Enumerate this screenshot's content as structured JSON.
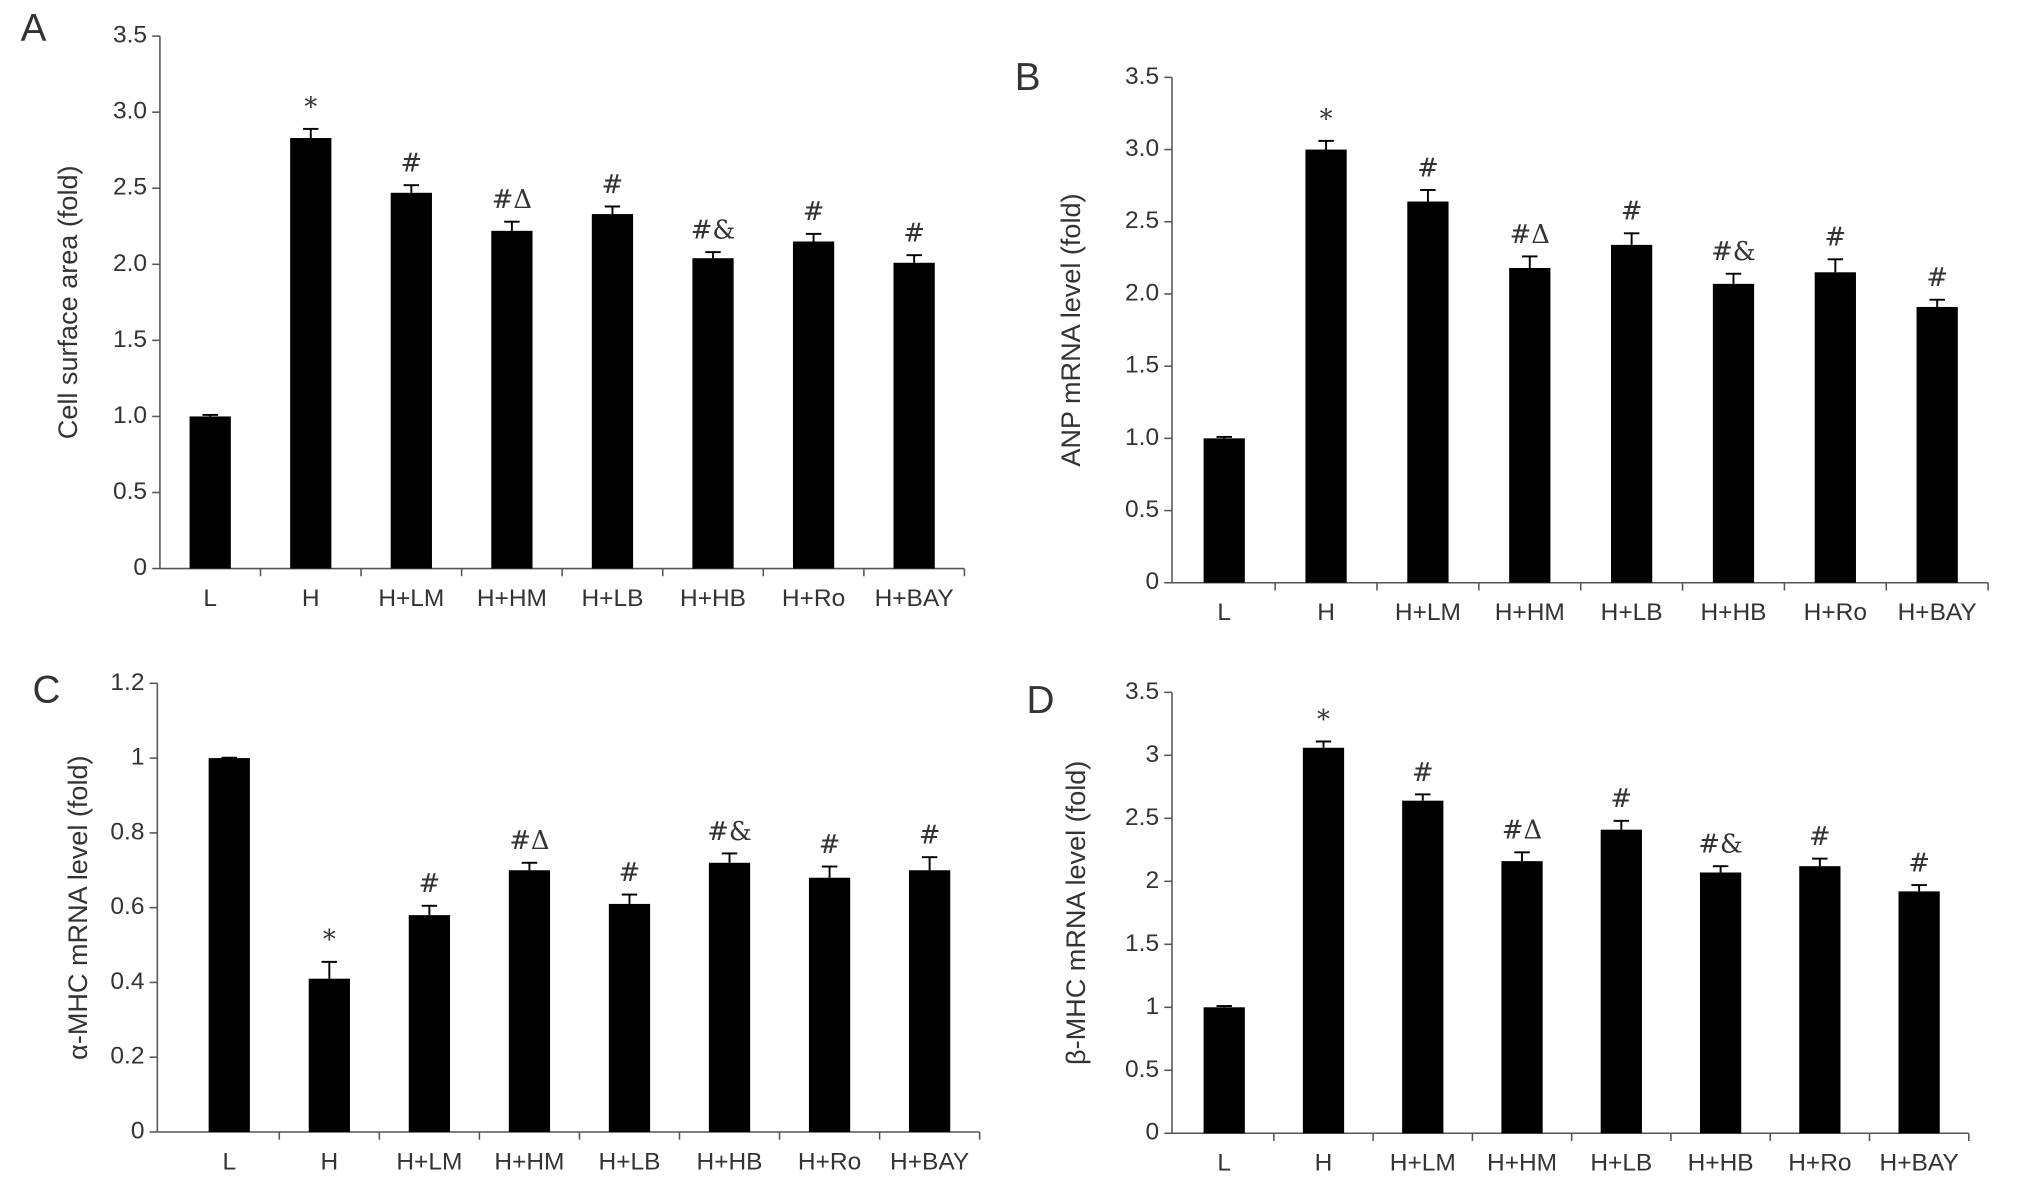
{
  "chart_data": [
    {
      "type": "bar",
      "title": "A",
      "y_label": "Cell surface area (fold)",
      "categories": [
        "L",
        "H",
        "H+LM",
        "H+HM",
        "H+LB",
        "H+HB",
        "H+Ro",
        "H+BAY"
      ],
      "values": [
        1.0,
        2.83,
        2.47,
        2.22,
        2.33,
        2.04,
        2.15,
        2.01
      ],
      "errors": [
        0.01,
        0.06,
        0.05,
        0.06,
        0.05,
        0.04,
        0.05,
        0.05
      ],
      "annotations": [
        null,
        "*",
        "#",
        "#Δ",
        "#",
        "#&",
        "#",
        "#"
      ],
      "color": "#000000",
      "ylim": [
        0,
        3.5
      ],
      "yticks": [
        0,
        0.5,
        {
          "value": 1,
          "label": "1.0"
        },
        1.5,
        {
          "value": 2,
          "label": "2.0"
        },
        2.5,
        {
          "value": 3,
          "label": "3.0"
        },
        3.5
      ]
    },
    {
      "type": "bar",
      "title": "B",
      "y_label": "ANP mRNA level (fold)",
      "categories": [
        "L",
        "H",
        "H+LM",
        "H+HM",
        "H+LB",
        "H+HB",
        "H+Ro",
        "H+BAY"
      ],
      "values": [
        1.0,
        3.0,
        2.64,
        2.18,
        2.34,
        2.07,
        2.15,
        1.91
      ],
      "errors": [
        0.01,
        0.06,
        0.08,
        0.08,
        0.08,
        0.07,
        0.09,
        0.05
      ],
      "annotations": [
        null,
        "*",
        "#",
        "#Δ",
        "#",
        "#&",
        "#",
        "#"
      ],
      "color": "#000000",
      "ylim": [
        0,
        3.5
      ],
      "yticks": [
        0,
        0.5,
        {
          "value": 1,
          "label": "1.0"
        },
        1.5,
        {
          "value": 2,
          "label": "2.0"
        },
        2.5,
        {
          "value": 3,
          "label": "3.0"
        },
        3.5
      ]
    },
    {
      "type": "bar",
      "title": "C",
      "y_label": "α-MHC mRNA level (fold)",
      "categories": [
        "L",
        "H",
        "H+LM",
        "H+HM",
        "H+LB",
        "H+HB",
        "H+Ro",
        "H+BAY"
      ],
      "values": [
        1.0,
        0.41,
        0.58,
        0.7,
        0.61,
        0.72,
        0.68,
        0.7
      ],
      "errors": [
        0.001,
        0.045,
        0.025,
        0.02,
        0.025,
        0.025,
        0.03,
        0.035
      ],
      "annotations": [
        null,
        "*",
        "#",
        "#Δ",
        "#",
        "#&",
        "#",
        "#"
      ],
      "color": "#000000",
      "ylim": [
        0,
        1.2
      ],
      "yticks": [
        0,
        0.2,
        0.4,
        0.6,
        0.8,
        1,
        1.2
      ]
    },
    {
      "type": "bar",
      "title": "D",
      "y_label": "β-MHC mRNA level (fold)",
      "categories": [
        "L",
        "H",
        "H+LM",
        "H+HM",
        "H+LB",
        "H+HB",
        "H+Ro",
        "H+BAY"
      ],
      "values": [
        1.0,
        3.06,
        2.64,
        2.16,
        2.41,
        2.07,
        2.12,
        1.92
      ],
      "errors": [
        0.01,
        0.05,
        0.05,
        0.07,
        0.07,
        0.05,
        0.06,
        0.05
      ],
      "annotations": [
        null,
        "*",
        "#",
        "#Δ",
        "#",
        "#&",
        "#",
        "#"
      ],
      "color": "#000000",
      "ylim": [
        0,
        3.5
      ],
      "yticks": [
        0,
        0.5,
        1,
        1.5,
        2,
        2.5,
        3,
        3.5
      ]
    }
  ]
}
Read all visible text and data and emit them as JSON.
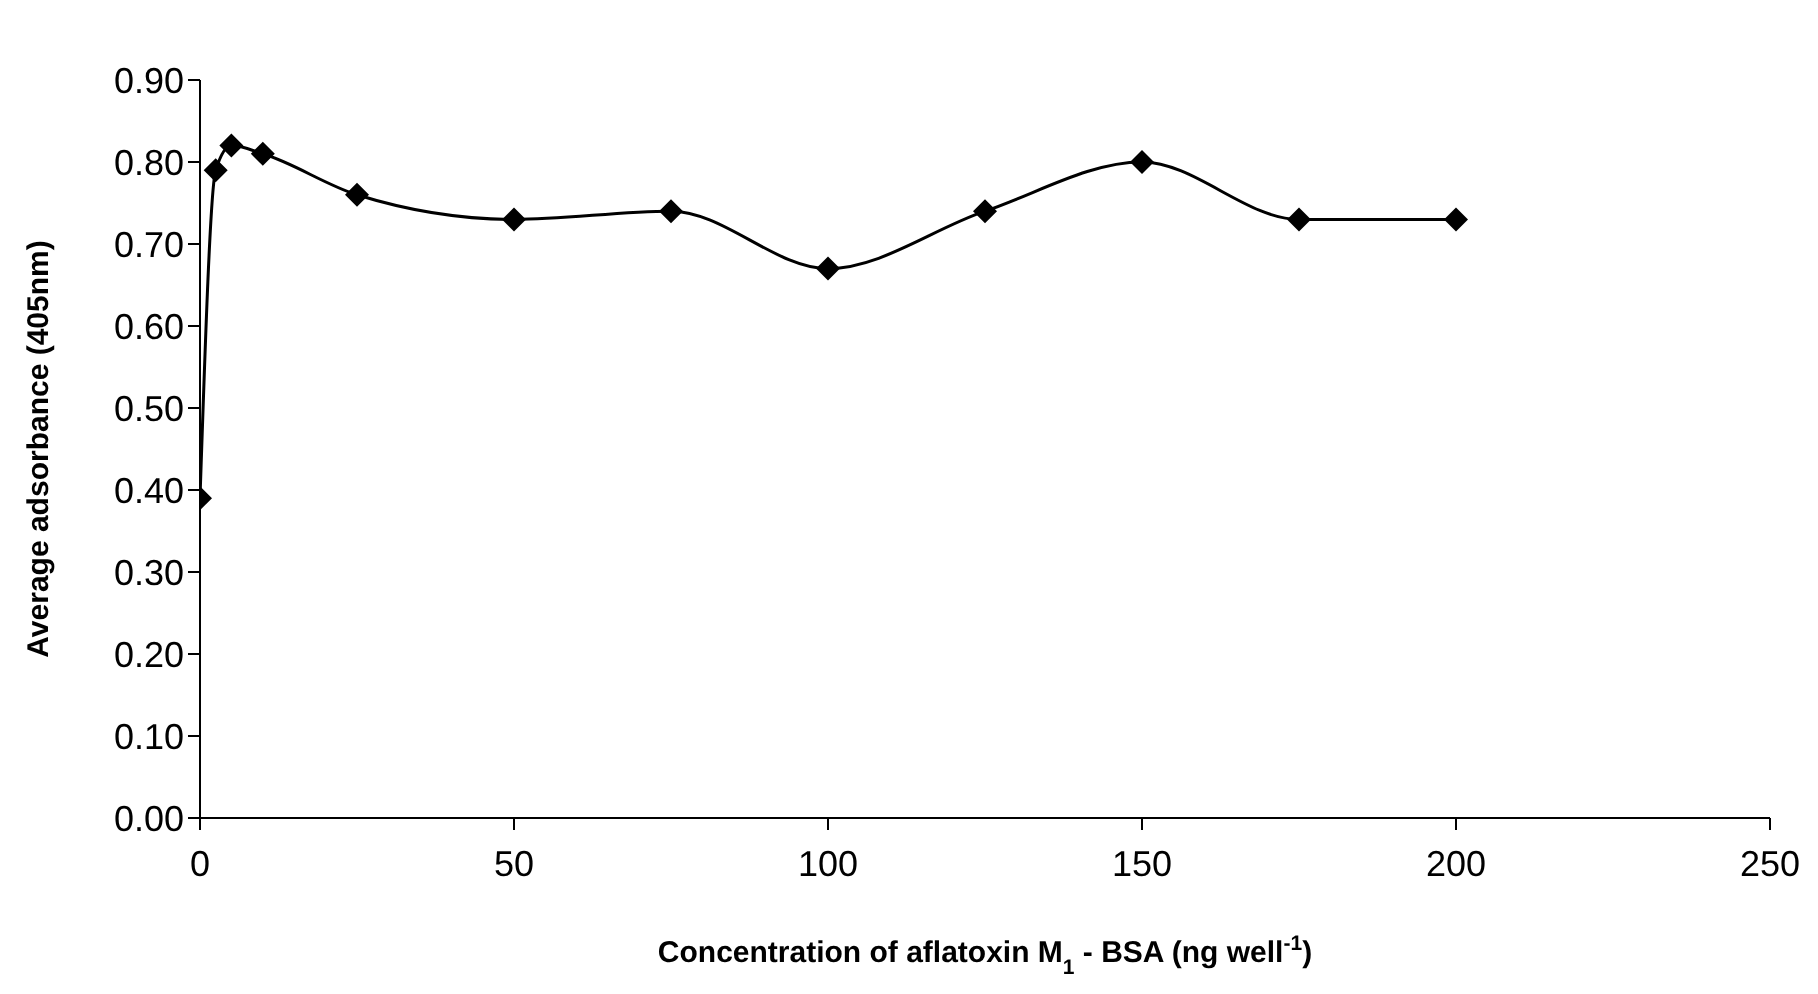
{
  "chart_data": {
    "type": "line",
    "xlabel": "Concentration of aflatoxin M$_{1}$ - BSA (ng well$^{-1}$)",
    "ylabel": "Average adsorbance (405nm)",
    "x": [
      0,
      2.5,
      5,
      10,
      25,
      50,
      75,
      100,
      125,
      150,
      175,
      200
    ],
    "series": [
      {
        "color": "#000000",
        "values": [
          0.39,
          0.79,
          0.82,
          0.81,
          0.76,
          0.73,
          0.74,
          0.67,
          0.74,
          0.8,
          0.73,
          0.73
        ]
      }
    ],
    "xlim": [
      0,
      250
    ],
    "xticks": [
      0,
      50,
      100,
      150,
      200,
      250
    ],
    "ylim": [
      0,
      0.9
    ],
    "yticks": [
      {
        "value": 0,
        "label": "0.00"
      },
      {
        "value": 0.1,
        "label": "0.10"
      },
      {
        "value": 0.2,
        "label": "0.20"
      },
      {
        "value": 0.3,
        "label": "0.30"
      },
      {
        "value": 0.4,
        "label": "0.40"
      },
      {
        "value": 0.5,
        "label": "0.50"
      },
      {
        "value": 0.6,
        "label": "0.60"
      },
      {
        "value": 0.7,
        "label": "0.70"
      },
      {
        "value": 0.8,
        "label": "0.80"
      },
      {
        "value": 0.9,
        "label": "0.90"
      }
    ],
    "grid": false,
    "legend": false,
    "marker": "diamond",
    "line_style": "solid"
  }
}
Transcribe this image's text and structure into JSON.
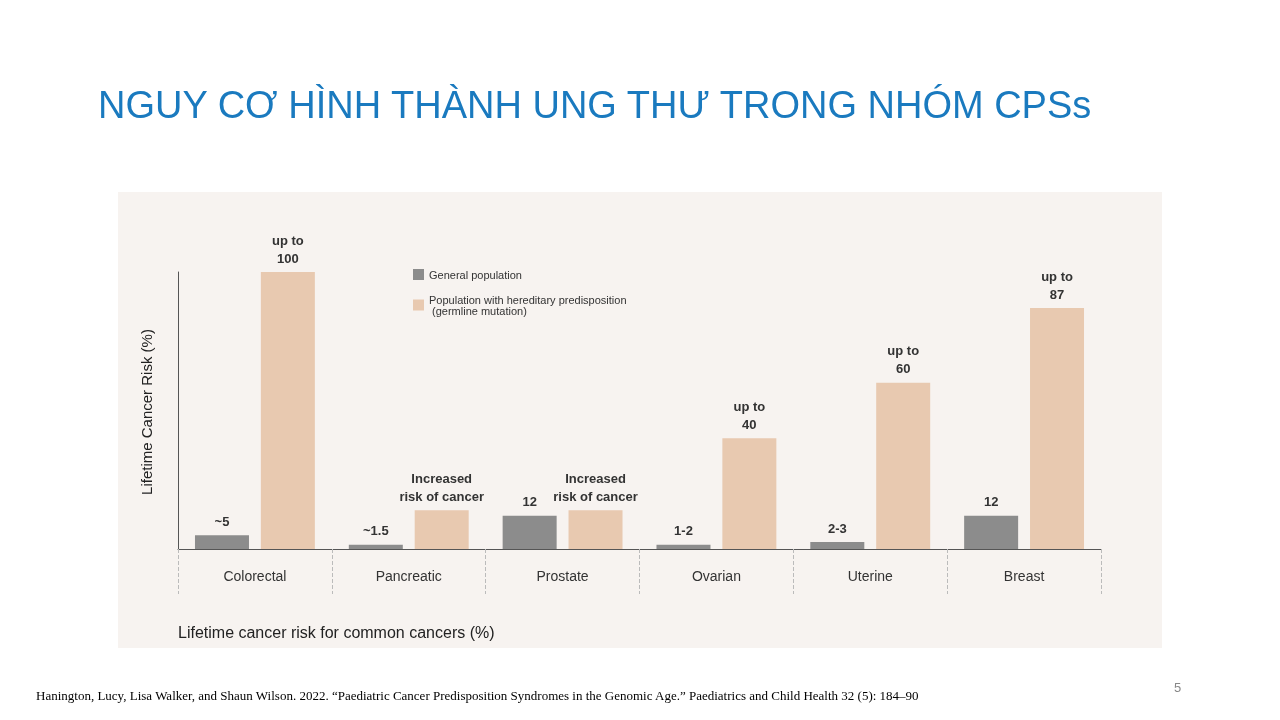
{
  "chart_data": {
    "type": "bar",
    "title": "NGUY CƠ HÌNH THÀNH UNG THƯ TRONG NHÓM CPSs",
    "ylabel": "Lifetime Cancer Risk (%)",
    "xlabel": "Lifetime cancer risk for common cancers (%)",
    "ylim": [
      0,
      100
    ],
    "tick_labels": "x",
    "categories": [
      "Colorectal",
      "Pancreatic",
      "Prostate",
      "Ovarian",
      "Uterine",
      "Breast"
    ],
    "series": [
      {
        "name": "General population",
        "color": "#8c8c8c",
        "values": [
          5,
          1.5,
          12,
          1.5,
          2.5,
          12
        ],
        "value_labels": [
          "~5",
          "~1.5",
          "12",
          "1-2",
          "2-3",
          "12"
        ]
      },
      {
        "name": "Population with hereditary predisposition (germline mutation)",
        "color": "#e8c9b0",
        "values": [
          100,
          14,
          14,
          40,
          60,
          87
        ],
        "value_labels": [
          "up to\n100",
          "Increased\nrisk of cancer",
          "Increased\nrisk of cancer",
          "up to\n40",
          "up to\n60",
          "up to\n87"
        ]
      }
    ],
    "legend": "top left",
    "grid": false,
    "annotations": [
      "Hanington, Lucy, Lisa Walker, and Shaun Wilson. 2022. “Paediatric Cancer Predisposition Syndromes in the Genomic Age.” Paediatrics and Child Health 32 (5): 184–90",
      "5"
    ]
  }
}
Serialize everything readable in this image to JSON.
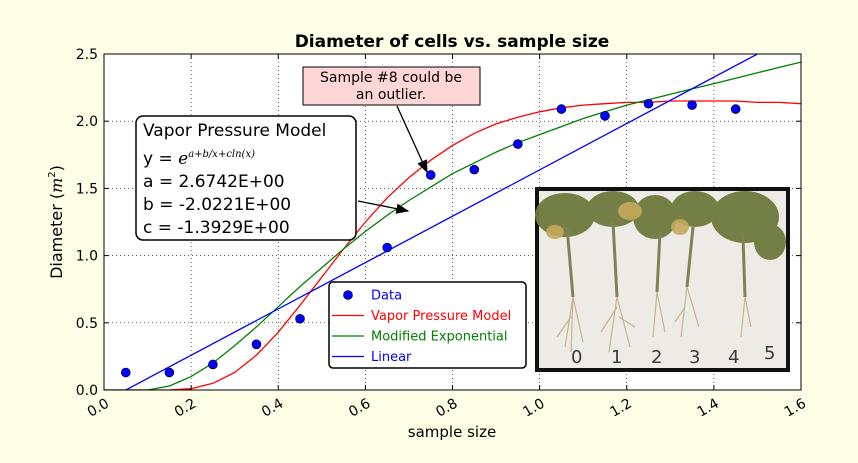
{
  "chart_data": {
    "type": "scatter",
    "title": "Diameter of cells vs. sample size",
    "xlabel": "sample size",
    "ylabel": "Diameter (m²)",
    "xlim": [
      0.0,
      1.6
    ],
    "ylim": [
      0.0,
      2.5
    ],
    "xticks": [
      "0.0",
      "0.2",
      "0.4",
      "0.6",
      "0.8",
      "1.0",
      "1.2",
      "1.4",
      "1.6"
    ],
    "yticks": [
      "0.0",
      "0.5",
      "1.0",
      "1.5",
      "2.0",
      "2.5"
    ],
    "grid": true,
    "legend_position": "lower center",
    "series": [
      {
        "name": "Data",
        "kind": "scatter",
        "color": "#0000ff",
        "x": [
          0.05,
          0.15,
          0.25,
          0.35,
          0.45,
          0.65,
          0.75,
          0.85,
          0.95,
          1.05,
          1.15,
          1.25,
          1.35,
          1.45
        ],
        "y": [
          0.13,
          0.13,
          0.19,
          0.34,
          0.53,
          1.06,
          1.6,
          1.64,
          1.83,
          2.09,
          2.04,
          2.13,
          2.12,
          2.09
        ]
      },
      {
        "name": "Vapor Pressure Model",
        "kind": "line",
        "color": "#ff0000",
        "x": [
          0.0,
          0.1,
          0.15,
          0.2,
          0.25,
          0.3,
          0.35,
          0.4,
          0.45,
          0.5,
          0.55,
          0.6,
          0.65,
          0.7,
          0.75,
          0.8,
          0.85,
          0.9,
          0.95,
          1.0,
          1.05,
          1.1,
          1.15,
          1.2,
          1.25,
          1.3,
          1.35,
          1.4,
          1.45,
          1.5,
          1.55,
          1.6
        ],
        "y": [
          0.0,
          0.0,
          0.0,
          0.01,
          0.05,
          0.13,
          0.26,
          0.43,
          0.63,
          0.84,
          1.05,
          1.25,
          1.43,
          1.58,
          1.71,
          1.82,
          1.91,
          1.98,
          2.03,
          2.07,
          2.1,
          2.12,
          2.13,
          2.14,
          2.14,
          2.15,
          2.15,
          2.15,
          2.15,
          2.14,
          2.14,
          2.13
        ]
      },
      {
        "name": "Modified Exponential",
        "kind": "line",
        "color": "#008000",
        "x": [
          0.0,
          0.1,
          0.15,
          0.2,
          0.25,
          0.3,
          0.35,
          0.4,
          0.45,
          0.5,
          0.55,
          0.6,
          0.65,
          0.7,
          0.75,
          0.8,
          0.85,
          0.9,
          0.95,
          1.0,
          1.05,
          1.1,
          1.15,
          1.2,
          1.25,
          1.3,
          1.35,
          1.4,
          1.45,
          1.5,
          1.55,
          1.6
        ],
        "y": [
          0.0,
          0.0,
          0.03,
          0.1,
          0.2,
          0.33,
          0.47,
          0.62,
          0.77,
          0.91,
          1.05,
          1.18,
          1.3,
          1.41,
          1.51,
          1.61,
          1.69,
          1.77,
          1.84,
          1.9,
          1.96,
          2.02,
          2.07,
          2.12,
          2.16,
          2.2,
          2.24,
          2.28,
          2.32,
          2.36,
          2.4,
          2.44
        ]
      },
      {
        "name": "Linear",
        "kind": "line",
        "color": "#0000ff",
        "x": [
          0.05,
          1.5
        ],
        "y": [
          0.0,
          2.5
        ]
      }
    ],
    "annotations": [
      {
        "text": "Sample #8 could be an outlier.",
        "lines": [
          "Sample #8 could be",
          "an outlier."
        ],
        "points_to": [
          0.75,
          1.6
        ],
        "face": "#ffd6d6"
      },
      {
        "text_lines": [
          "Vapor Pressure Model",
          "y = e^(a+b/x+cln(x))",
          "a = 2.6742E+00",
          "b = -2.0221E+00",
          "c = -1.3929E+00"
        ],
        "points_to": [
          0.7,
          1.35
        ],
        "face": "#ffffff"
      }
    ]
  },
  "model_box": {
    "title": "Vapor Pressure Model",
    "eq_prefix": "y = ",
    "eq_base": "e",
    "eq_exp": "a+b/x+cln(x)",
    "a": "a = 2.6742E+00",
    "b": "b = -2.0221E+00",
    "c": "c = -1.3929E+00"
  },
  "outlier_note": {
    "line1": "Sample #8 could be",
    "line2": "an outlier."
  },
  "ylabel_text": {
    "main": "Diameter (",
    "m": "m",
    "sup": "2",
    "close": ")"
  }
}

#### Exercise brief
Go through the material and report each line that holds the string "xlabel".

#### Your response
    "xlabel": "Concentration of aflatoxin M$_{1}$ - BSA (ng well$^{-1}$)",
    "xlabel": "Lifetime cancer risk for common cancers (%)",
    "xlabel": "sample size",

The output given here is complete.